Where the word "being" shows up in a line below, that line is counted. State how many lines are counted, without any other words.

[Transcript entries for document pages]
*** Begin section ***

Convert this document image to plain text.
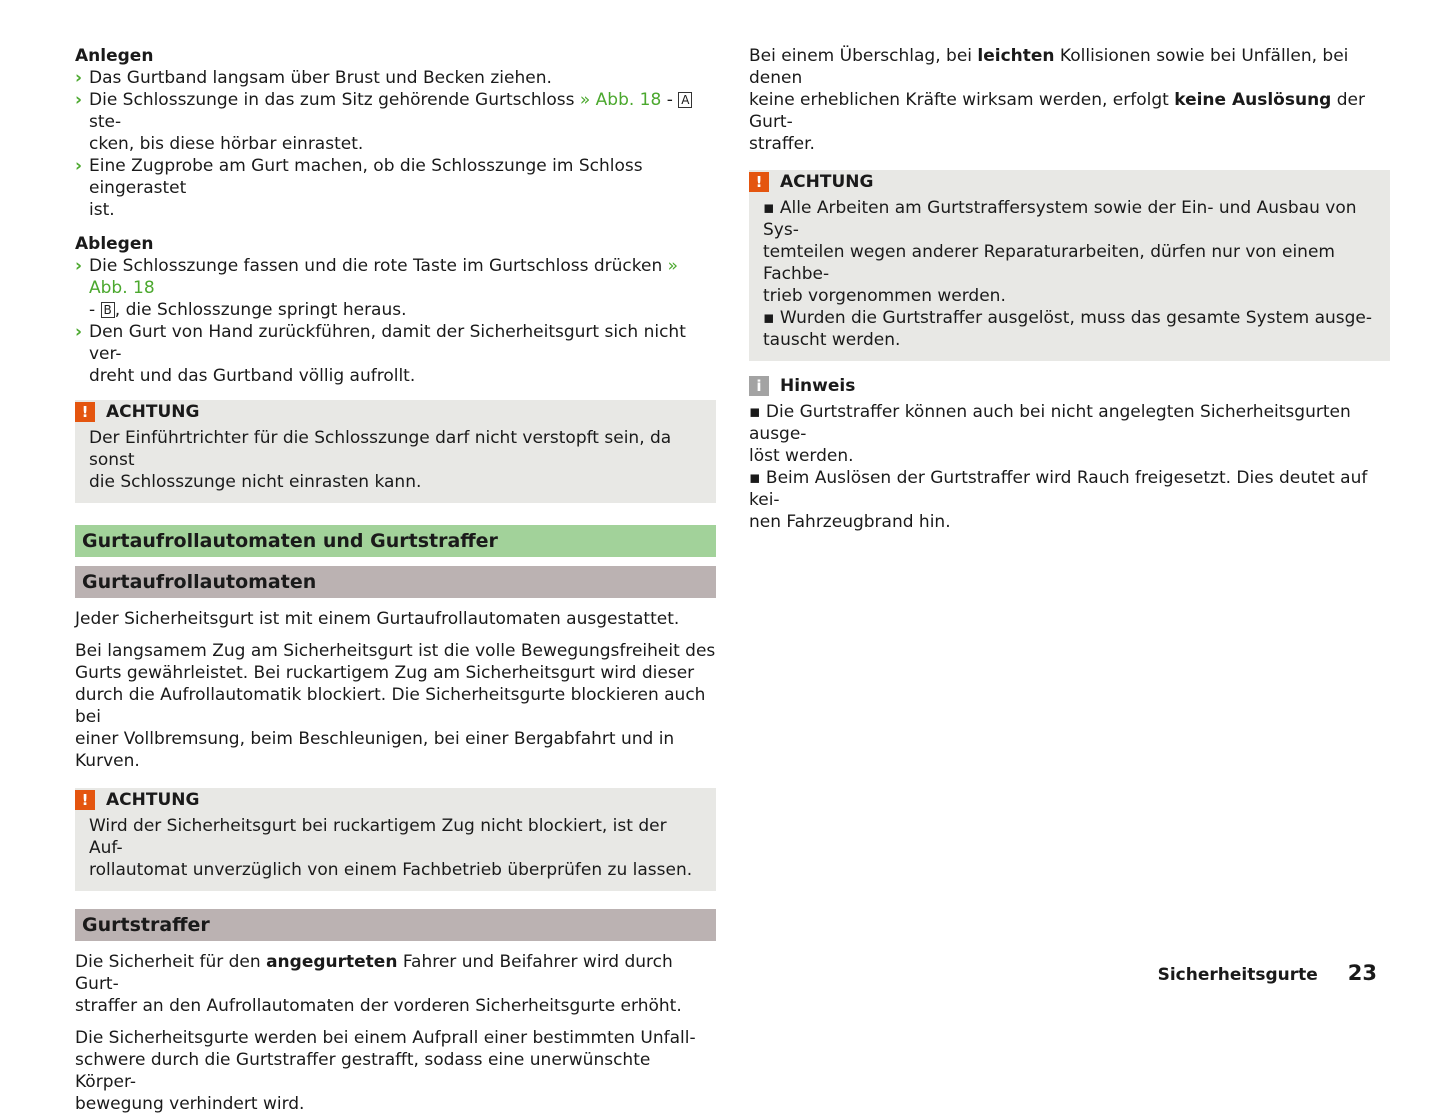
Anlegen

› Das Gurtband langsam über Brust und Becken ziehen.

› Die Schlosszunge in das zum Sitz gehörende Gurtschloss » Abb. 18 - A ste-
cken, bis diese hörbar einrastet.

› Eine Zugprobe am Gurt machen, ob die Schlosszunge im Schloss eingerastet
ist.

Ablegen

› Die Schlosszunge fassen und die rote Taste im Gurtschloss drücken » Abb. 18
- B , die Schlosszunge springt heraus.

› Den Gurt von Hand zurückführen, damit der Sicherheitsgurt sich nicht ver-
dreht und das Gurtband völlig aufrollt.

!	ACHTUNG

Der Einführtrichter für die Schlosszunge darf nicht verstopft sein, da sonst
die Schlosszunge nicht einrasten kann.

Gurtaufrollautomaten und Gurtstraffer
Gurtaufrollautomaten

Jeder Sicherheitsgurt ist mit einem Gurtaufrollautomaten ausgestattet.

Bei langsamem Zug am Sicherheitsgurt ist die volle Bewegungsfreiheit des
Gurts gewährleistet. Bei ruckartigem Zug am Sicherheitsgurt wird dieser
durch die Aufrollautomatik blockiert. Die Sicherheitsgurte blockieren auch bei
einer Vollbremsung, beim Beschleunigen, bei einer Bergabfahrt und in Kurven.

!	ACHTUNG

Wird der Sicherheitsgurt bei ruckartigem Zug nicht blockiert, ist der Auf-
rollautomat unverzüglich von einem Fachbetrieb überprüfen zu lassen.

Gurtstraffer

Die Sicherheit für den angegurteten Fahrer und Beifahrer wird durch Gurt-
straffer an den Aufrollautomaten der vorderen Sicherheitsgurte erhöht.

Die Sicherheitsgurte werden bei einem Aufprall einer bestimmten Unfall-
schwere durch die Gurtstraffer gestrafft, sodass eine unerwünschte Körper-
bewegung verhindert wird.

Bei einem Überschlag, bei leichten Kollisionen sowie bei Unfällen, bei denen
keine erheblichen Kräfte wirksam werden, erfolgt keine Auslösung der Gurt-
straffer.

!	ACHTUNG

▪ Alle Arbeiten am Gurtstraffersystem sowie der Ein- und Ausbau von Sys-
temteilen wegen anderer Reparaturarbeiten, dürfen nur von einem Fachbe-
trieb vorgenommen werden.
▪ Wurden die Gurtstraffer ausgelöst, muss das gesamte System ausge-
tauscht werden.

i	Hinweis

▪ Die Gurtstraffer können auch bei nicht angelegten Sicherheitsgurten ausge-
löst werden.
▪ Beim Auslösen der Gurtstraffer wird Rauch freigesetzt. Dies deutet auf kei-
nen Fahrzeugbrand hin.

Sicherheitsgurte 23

*** End section ***
*** Begin section ***

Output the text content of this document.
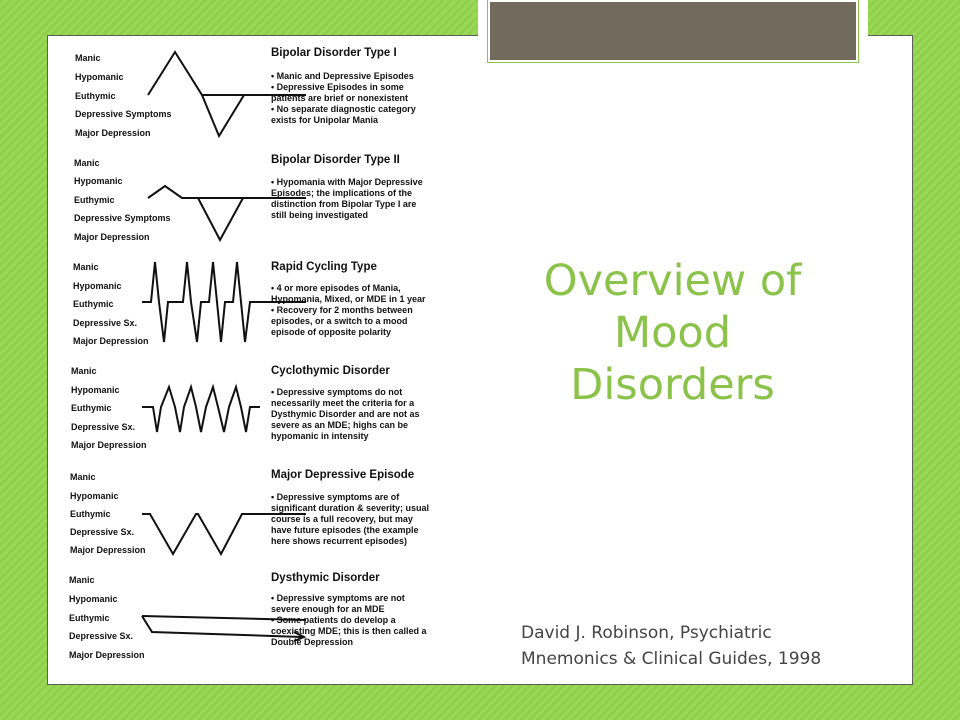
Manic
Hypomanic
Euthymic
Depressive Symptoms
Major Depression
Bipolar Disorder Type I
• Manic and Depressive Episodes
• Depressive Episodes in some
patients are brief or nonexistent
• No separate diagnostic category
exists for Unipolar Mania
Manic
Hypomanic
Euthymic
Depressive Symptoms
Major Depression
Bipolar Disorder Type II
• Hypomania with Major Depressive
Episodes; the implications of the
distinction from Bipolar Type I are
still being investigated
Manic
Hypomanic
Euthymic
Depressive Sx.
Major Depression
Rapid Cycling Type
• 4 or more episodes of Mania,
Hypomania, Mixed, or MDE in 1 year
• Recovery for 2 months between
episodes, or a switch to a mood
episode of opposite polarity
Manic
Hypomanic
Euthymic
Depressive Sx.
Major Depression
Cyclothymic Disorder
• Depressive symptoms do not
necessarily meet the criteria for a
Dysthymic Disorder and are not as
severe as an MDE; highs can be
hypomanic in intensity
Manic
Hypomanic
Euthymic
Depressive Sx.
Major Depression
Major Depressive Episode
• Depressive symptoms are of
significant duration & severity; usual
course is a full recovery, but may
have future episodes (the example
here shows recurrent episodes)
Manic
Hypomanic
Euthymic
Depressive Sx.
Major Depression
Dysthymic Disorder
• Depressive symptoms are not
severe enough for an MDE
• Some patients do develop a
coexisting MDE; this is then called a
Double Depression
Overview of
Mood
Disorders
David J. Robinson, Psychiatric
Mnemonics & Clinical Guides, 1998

*** End section ***
*** Begin section ***

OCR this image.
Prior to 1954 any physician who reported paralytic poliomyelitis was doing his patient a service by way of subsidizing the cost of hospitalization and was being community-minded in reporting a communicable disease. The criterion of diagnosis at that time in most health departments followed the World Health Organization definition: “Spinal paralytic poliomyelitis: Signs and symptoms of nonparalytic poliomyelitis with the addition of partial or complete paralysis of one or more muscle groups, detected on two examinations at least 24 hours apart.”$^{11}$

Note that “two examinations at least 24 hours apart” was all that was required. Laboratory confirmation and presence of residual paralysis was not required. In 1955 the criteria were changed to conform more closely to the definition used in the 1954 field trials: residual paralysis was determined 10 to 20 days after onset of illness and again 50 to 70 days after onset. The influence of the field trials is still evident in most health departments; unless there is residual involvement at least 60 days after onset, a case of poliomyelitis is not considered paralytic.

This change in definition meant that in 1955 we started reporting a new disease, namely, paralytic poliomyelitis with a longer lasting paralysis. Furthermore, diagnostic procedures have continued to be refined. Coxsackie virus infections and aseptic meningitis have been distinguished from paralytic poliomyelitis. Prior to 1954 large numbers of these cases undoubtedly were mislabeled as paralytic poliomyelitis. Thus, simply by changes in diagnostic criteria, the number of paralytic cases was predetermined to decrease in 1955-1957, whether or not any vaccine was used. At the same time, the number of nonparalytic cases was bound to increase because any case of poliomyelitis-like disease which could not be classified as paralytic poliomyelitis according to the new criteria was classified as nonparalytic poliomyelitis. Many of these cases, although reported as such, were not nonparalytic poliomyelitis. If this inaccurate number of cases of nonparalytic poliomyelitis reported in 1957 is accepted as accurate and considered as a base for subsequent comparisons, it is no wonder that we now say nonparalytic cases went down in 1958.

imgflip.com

*** End section ***

Task result
2